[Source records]
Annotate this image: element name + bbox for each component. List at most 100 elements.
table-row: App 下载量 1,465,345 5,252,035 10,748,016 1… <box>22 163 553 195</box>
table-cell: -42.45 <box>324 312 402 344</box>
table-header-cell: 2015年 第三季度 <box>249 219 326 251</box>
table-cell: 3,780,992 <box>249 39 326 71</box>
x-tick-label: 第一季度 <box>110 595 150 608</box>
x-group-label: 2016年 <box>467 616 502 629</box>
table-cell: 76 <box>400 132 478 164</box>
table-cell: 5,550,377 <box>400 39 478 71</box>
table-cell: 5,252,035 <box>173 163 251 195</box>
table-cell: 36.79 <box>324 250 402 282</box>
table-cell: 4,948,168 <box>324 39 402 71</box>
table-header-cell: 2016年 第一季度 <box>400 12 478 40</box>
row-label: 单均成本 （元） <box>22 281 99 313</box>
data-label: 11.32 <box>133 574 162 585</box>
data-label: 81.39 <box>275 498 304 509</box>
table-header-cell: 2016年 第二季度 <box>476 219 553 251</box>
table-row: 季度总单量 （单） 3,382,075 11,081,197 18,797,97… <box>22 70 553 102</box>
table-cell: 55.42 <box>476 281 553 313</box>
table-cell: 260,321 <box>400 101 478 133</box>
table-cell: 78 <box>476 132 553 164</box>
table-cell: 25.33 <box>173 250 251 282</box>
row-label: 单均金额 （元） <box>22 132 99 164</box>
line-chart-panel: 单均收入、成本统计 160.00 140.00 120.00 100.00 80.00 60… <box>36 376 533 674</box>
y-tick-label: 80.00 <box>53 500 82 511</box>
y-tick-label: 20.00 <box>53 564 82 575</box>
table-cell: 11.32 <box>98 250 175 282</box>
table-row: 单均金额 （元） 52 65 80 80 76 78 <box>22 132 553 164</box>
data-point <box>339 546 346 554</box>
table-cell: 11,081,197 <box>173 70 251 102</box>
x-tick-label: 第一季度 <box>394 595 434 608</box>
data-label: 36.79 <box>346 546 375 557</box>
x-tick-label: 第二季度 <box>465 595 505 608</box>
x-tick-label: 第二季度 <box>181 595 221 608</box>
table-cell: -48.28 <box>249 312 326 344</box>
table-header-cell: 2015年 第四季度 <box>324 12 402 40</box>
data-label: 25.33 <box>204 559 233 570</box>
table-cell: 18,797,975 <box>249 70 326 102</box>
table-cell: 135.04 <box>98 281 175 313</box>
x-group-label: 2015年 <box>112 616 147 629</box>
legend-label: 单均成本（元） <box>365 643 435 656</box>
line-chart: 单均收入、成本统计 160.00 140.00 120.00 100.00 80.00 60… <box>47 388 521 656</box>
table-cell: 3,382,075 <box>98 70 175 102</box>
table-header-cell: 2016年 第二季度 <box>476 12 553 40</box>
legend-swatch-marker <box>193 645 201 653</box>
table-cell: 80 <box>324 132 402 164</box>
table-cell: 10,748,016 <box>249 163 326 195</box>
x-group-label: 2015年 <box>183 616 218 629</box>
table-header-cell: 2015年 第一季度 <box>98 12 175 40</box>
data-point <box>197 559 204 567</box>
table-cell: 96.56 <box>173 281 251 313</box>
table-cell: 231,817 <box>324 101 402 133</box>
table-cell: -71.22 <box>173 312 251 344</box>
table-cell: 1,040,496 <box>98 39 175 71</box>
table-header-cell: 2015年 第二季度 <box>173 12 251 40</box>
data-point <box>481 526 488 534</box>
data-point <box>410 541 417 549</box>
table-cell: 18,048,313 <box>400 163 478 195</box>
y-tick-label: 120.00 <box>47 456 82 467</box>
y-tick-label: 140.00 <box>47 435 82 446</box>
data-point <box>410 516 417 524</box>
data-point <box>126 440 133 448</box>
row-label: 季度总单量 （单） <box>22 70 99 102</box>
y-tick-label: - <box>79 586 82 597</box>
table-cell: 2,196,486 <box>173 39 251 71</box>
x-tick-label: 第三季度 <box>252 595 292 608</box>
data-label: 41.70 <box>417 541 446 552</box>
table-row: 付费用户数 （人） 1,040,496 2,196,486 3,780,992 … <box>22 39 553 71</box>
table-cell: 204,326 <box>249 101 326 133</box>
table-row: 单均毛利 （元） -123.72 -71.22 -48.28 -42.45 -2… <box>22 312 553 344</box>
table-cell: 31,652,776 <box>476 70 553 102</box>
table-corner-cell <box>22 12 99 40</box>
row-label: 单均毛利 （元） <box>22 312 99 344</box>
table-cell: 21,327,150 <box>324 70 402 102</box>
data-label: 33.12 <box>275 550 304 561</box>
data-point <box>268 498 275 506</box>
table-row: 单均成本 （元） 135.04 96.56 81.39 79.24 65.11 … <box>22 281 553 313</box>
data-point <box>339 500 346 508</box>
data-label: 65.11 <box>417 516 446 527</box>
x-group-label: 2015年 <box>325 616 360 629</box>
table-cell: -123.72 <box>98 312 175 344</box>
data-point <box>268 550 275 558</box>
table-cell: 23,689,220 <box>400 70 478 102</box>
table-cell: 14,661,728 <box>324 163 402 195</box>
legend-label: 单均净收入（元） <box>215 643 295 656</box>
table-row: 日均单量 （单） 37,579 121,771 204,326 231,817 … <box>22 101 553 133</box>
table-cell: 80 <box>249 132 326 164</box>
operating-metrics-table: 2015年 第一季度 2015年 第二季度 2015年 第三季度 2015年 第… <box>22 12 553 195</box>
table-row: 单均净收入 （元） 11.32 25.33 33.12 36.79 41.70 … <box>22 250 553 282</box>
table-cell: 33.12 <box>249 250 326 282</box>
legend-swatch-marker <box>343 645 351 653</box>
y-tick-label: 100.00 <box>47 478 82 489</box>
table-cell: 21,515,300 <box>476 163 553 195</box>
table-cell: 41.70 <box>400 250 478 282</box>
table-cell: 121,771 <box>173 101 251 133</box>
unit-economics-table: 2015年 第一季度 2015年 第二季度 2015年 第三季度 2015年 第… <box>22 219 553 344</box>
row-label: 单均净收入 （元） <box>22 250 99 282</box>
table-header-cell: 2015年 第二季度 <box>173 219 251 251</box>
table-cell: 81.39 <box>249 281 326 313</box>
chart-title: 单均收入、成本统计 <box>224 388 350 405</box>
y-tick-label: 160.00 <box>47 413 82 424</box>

## WRITTEN REQUEST
Give back every one of the records above word for word, keeping each line unchanged.

## CORRECT ANSWER
Annotate this image: element name + bbox for each component. List at most 100 elements.
table-row: App 下载量 1,465,345 5,252,035 10,748,016 1… <box>22 163 553 195</box>
table-cell: -42.45 <box>324 312 402 344</box>
table-header-cell: 2015年 第三季度 <box>249 219 326 251</box>
table-cell: 3,780,992 <box>249 39 326 71</box>
x-tick-label: 第一季度 <box>110 595 150 608</box>
x-group-label: 2016年 <box>467 616 502 629</box>
table-cell: 76 <box>400 132 478 164</box>
table-cell: 5,550,377 <box>400 39 478 71</box>
table-cell: 5,252,035 <box>173 163 251 195</box>
table-cell: 36.79 <box>324 250 402 282</box>
table-cell: 4,948,168 <box>324 39 402 71</box>
table-header-cell: 2016年 第一季度 <box>400 12 478 40</box>
row-label: 单均成本 （元） <box>22 281 99 313</box>
data-label: 11.32 <box>133 574 162 585</box>
data-label: 81.39 <box>275 498 304 509</box>
table-header-cell: 2016年 第二季度 <box>476 219 553 251</box>
table-row: 季度总单量 （单） 3,382,075 11,081,197 18,797,97… <box>22 70 553 102</box>
table-cell: 55.42 <box>476 281 553 313</box>
table-cell: 260,321 <box>400 101 478 133</box>
table-cell: 78 <box>476 132 553 164</box>
table-cell: 25.33 <box>173 250 251 282</box>
row-label: 单均金额 （元） <box>22 132 99 164</box>
line-chart-panel: 单均收入、成本统计 160.00 140.00 120.00 100.00 80.00 60… <box>36 376 533 674</box>
y-tick-label: 80.00 <box>53 500 82 511</box>
y-tick-label: 20.00 <box>53 564 82 575</box>
table-cell: 11.32 <box>98 250 175 282</box>
table-row: 单均金额 （元） 52 65 80 80 76 78 <box>22 132 553 164</box>
data-point <box>339 546 346 554</box>
table-cell: 11,081,197 <box>173 70 251 102</box>
x-tick-label: 第一季度 <box>394 595 434 608</box>
data-label: 36.79 <box>346 546 375 557</box>
x-tick-label: 第二季度 <box>465 595 505 608</box>
x-tick-label: 第二季度 <box>181 595 221 608</box>
table-cell: -48.28 <box>249 312 326 344</box>
table-header-cell: 2015年 第四季度 <box>324 12 402 40</box>
data-label: 25.33 <box>204 559 233 570</box>
table-cell: 18,797,975 <box>249 70 326 102</box>
table-cell: 135.04 <box>98 281 175 313</box>
x-group-label: 2015年 <box>112 616 147 629</box>
legend-label: 单均成本（元） <box>365 643 435 656</box>
line-chart: 单均收入、成本统计 160.00 140.00 120.00 100.00 80.00 60… <box>47 388 521 656</box>
table-cell: 3,382,075 <box>98 70 175 102</box>
table-header-cell: 2016年 第二季度 <box>476 12 553 40</box>
legend-swatch-marker <box>193 645 201 653</box>
table-cell: 80 <box>324 132 402 164</box>
table-cell: 10,748,016 <box>249 163 326 195</box>
x-group-label: 2015年 <box>183 616 218 629</box>
table-header-cell: 2015年 第一季度 <box>98 12 175 40</box>
data-point <box>197 559 204 567</box>
table-cell: 96.56 <box>173 281 251 313</box>
table-cell: 231,817 <box>324 101 402 133</box>
table-cell: -71.22 <box>173 312 251 344</box>
table-cell: 1,040,496 <box>98 39 175 71</box>
table-header-cell: 2015年 第二季度 <box>173 12 251 40</box>
data-point <box>481 526 488 534</box>
data-point <box>410 541 417 549</box>
table-cell: 18,048,313 <box>400 163 478 195</box>
y-tick-label: 120.00 <box>47 456 82 467</box>
y-tick-label: 140.00 <box>47 435 82 446</box>
data-point <box>410 516 417 524</box>
data-point <box>126 440 133 448</box>
row-label: 季度总单量 （单） <box>22 70 99 102</box>
y-tick-label: - <box>79 586 82 597</box>
table-cell: 2,196,486 <box>173 39 251 71</box>
x-tick-label: 第三季度 <box>252 595 292 608</box>
data-label: 41.70 <box>417 541 446 552</box>
table-row: 付费用户数 （人） 1,040,496 2,196,486 3,780,992 … <box>22 39 553 71</box>
table-cell: 204,326 <box>249 101 326 133</box>
table-row: 单均毛利 （元） -123.72 -71.22 -48.28 -42.45 -2… <box>22 312 553 344</box>
table-cell: 31,652,776 <box>476 70 553 102</box>
table-corner-cell <box>22 12 99 40</box>
row-label: 单均毛利 （元） <box>22 312 99 344</box>
table-cell: 21,327,150 <box>324 70 402 102</box>
data-label: 33.12 <box>275 550 304 561</box>
data-point <box>268 498 275 506</box>
table-row: 单均成本 （元） 135.04 96.56 81.39 79.24 65.11 … <box>22 281 553 313</box>
data-point <box>339 500 346 508</box>
data-label: 65.11 <box>417 516 446 527</box>
x-group-label: 2015年 <box>325 616 360 629</box>
table-cell: -123.72 <box>98 312 175 344</box>
data-point <box>268 550 275 558</box>
table-cell: 23,689,220 <box>400 70 478 102</box>
table-cell: 14,661,728 <box>324 163 402 195</box>
legend-label: 单均净收入（元） <box>215 643 295 656</box>
table-row: 日均单量 （单） 37,579 121,771 204,326 231,817 … <box>22 101 553 133</box>
table-cell: 80 <box>249 132 326 164</box>
operating-metrics-table: 2015年 第一季度 2015年 第二季度 2015年 第三季度 2015年 第… <box>22 12 553 195</box>
table-row: 单均净收入 （元） 11.32 25.33 33.12 36.79 41.70 … <box>22 250 553 282</box>
table-cell: 33.12 <box>249 250 326 282</box>
legend-swatch-marker <box>343 645 351 653</box>
y-tick-label: 100.00 <box>47 478 82 489</box>
table-cell: 21,515,300 <box>476 163 553 195</box>
table-cell: 41.70 <box>400 250 478 282</box>
table-cell: 121,771 <box>173 101 251 133</box>
unit-economics-table: 2015年 第一季度 2015年 第二季度 2015年 第三季度 2015年 第… <box>22 219 553 344</box>
row-label: 单均净收入 （元） <box>22 250 99 282</box>
table-header-cell: 2015年 第二季度 <box>173 219 251 251</box>
table-cell: 81.39 <box>249 281 326 313</box>
chart-title: 单均收入、成本统计 <box>224 388 350 405</box>
y-tick-label: 160.00 <box>47 413 82 424</box>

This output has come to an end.